--- BEGIN ---
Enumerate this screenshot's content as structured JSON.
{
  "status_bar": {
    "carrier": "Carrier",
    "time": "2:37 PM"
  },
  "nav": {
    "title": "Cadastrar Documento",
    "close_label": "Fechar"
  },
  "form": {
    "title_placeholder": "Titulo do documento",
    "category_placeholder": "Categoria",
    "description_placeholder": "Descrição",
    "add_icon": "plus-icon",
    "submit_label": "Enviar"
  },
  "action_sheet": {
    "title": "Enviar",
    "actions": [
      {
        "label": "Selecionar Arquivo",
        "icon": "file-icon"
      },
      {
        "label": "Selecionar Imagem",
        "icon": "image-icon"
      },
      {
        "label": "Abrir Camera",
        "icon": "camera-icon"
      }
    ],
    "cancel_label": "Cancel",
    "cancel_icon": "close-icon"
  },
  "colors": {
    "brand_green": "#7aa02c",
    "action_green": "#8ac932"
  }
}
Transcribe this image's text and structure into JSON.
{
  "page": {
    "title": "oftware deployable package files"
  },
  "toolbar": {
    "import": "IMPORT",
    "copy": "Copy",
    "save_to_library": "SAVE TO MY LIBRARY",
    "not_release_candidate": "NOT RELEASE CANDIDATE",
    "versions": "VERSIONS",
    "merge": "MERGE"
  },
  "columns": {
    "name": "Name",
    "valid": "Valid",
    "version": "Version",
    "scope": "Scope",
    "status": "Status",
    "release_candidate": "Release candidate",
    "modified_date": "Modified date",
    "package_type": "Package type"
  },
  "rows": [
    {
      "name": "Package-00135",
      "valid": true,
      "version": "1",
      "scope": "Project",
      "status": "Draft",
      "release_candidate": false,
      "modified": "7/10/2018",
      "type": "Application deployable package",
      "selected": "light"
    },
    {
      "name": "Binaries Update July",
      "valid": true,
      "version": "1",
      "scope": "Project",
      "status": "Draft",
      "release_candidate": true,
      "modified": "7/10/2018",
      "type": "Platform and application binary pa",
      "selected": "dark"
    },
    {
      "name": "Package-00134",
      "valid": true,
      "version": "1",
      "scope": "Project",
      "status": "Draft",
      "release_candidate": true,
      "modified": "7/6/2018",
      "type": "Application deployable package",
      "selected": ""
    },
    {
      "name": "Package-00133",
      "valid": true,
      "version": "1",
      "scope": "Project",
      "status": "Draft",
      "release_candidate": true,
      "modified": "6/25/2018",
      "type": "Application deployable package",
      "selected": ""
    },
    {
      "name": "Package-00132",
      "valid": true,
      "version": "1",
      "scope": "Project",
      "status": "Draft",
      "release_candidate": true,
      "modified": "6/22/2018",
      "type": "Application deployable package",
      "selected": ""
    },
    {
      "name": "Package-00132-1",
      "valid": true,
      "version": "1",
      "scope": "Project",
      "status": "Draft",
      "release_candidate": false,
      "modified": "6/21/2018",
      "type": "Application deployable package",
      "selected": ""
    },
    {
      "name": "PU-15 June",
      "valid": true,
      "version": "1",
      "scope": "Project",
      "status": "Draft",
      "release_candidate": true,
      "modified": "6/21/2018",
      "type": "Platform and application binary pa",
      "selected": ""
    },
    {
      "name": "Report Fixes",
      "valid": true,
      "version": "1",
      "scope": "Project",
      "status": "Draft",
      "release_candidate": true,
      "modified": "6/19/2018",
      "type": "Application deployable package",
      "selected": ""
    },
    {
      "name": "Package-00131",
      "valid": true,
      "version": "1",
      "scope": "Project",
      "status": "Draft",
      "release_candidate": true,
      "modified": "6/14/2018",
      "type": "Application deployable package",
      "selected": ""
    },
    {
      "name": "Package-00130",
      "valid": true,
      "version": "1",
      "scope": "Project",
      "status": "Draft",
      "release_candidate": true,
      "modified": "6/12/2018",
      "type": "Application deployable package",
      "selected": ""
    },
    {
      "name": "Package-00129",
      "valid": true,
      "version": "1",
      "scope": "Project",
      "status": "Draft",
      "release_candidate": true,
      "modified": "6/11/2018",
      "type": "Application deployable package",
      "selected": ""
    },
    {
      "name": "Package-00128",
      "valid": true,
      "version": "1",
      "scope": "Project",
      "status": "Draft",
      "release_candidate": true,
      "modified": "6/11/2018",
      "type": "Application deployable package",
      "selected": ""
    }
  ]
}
--- END ---
# [Work instructions]
Using the listing above, gather each line that holds the string "icon" and copy it.

# [Solved problem]
    "add_icon": "plus-icon",
        "icon": "file-icon"
        "icon": "image-icon"
        "icon": "camera-icon"
    "cancel_icon": "close-icon"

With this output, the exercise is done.